▸ What this task involves
Transcribe each line of the material as it is, and drop any picture.

▸ Extracted entries
::::

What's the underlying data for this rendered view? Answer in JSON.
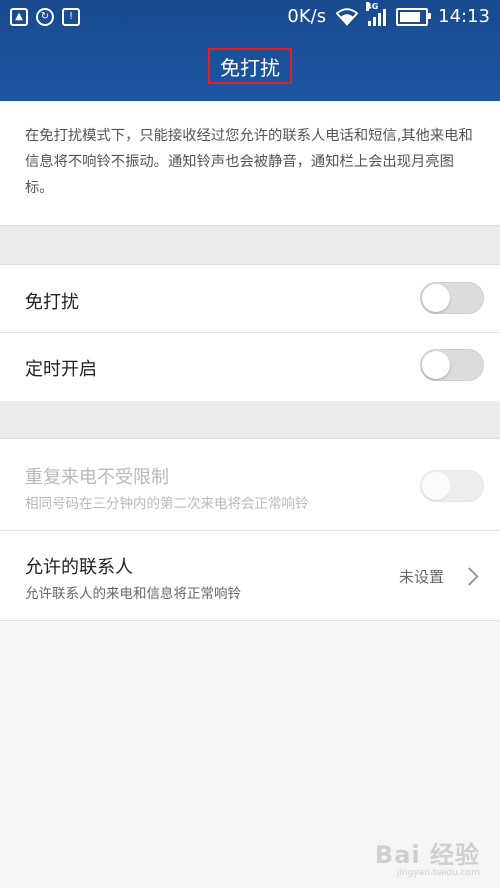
{
  "status_bar": {
    "network_speed": "0K/s",
    "network_type": "4G",
    "time": "14:13",
    "icons": [
      "image-icon",
      "sync-icon",
      "sim-icon",
      "wifi-icon",
      "signal-icon",
      "battery-icon"
    ]
  },
  "header": {
    "title": "免打扰",
    "background": "#1d56a3",
    "highlight_color": "#e02020"
  },
  "description": "在免打扰模式下，只能接收经过您允许的联系人电话和短信,其他来电和信息将不响铃不振动。通知铃声也会被静音，通知栏上会出现月亮图标。",
  "settings": {
    "dnd": {
      "label": "免打扰",
      "enabled": false
    },
    "scheduled": {
      "label": "定时开启",
      "enabled": false
    },
    "repeat_calls": {
      "label": "重复来电不受限制",
      "subtitle": "相同号码在三分钟内的第二次来电将会正常响铃",
      "enabled": false,
      "disabled": true
    },
    "allowed_contacts": {
      "label": "允许的联系人",
      "subtitle": "允许联系人的来电和信息将正常响铃",
      "value": "未设置"
    }
  },
  "watermark": {
    "brand": "Bai 经验",
    "url": "jingyan.baidu.com"
  }
}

::::

▸ Exercise response
What's the underlying data for this rendered view? Answer in JSON.
{
  "status_bar": {
    "network_speed": "0K/s",
    "network_type": "4G",
    "time": "14:13",
    "icons": [
      "image-icon",
      "sync-icon",
      "sim-icon",
      "wifi-icon",
      "signal-icon",
      "battery-icon"
    ]
  },
  "header": {
    "title": "免打扰",
    "background": "#1d56a3",
    "highlight_color": "#e02020"
  },
  "description": "在免打扰模式下，只能接收经过您允许的联系人电话和短信,其他来电和信息将不响铃不振动。通知铃声也会被静音，通知栏上会出现月亮图标。",
  "settings": {
    "dnd": {
      "label": "免打扰",
      "enabled": false
    },
    "scheduled": {
      "label": "定时开启",
      "enabled": false
    },
    "repeat_calls": {
      "label": "重复来电不受限制",
      "subtitle": "相同号码在三分钟内的第二次来电将会正常响铃",
      "enabled": false,
      "disabled": true
    },
    "allowed_contacts": {
      "label": "允许的联系人",
      "subtitle": "允许联系人的来电和信息将正常响铃",
      "value": "未设置"
    }
  },
  "watermark": {
    "brand": "Bai 经验",
    "url": "jingyan.baidu.com"
  }
}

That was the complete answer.